====== Stored data
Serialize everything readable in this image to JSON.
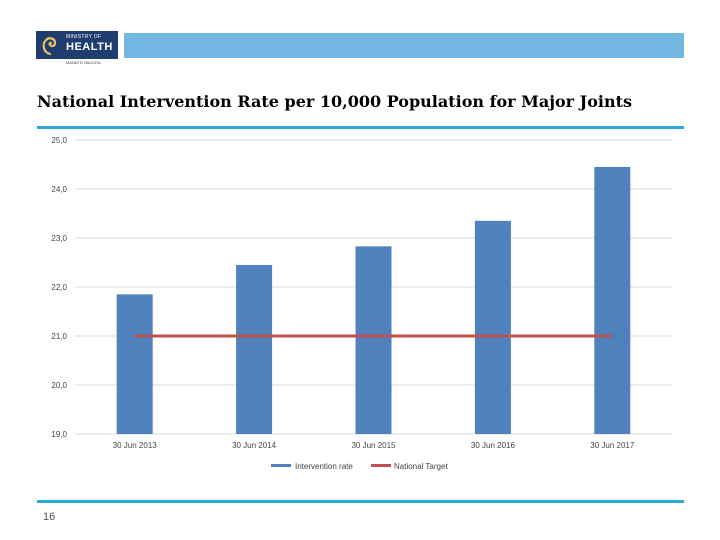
{
  "header": {
    "logo_top": "MINISTRY OF",
    "logo_main": "HEALTH",
    "logo_sub": "MANATŪ HAUORA"
  },
  "colors": {
    "bar": "#4f81bd",
    "target_line": "#c0504d",
    "accent_rule": "#2aa8d8",
    "header_bar": "#73b8e2",
    "grid": "#d9d9d9"
  },
  "page_number": "16",
  "chart_data": {
    "type": "bar",
    "title": "National Intervention Rate per 10,000 Population for Major Joints",
    "categories": [
      "30 Jun 2013",
      "30 Jun 2014",
      "30 Jun 2015",
      "30 Jun 2016",
      "30 Jun 2017"
    ],
    "series": [
      {
        "name": "Intervention rate",
        "kind": "bar",
        "values": [
          21.85,
          22.45,
          22.83,
          23.35,
          24.45
        ]
      },
      {
        "name": "National Target",
        "kind": "line",
        "values": [
          21.0,
          21.0,
          21.0,
          21.0,
          21.0
        ]
      }
    ],
    "y_ticks": [
      "19,0",
      "20,0",
      "21,0",
      "22,0",
      "23,0",
      "24,0",
      "25,0"
    ],
    "ylim": [
      19,
      25
    ],
    "xlabel": "",
    "ylabel": "",
    "grid": true,
    "legend": "bottom-center"
  }
}
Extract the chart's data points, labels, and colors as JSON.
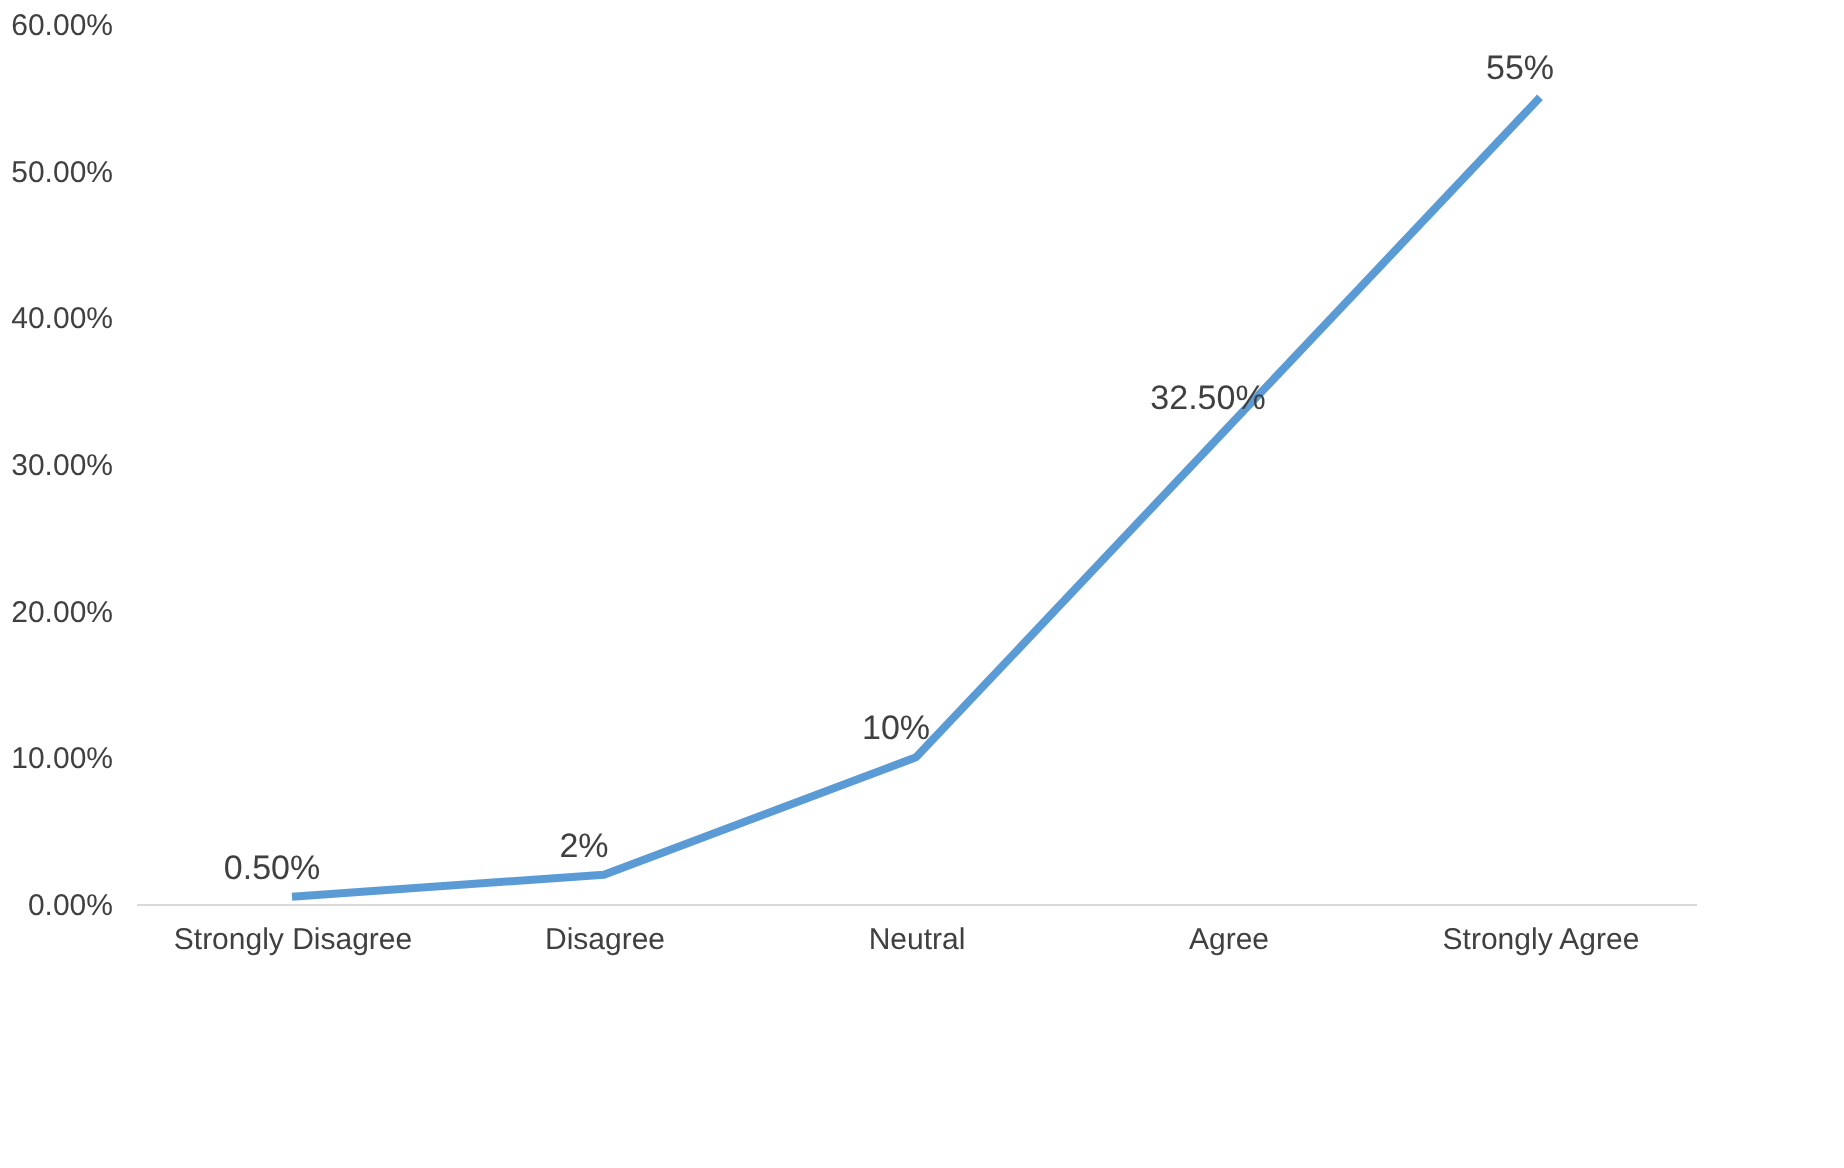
{
  "chart_data": {
    "type": "line",
    "categories": [
      "Strongly Disagree",
      "Disagree",
      "Neutral",
      "Agree",
      "Strongly  Agree"
    ],
    "series": [
      {
        "color": "#5b9bd5",
        "values": [
          0.5,
          2,
          10,
          32.5,
          55
        ],
        "value_labels": [
          "0.50%",
          "2%",
          "10%",
          "32.50%",
          "55%"
        ]
      }
    ],
    "ylim": [
      0,
      60
    ],
    "yticks": [
      {
        "value": 0,
        "label": "0.00%"
      },
      {
        "value": 10,
        "label": "10.00%"
      },
      {
        "value": 20,
        "label": "20.00%"
      },
      {
        "value": 30,
        "label": "30.00%"
      },
      {
        "value": 40,
        "label": "40.00%"
      },
      {
        "value": 50,
        "label": "50.00%"
      },
      {
        "value": 60,
        "label": "60.00%"
      }
    ],
    "grid": false,
    "marker": "none",
    "line_style": "solid"
  }
}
============
#### [Stated problem]
Give every line above again exactly, with no pictures.

#### [Answer to this problem]
Serialize everything readable in this image to JSON.
{
  "header": {
    "logo_top": "MINISTRY OF",
    "logo_main": "HEALTH",
    "logo_sub": "MANATŪ HAUORA"
  },
  "colors": {
    "bar": "#4f81bd",
    "target_line": "#c0504d",
    "accent_rule": "#2aa8d8",
    "header_bar": "#73b8e2",
    "grid": "#d9d9d9"
  },
  "page_number": "16",
  "chart_data": {
    "type": "bar",
    "title": "National Intervention Rate per 10,000 Population for Major Joints",
    "categories": [
      "30 Jun 2013",
      "30 Jun 2014",
      "30 Jun 2015",
      "30 Jun 2016",
      "30 Jun 2017"
    ],
    "series": [
      {
        "name": "Intervention rate",
        "kind": "bar",
        "values": [
          21.85,
          22.45,
          22.83,
          23.35,
          24.45
        ]
      },
      {
        "name": "National Target",
        "kind": "line",
        "values": [
          21.0,
          21.0,
          21.0,
          21.0,
          21.0
        ]
      }
    ],
    "y_ticks": [
      "19,0",
      "20,0",
      "21,0",
      "22,0",
      "23,0",
      "24,0",
      "25,0"
    ],
    "ylim": [
      19,
      25
    ],
    "xlabel": "",
    "ylabel": "",
    "grid": true,
    "legend": "bottom-center"
  }
}
Extract the chart's data points, labels, and colors as JSON.
{
  "chart_data": {
    "type": "line",
    "categories": [
      "Strongly Disagree",
      "Disagree",
      "Neutral",
      "Agree",
      "Strongly  Agree"
    ],
    "series": [
      {
        "color": "#5b9bd5",
        "values": [
          0.5,
          2,
          10,
          32.5,
          55
        ],
        "value_labels": [
          "0.50%",
          "2%",
          "10%",
          "32.50%",
          "55%"
        ]
      }
    ],
    "ylim": [
      0,
      60
    ],
    "yticks": [
      {
        "value": 0,
        "label": "0.00%"
      },
      {
        "value": 10,
        "label": "10.00%"
      },
      {
        "value": 20,
        "label": "20.00%"
      },
      {
        "value": 30,
        "label": "30.00%"
      },
      {
        "value": 40,
        "label": "40.00%"
      },
      {
        "value": 50,
        "label": "50.00%"
      },
      {
        "value": 60,
        "label": "60.00%"
      }
    ],
    "grid": false,
    "marker": "none",
    "line_style": "solid"
  }
}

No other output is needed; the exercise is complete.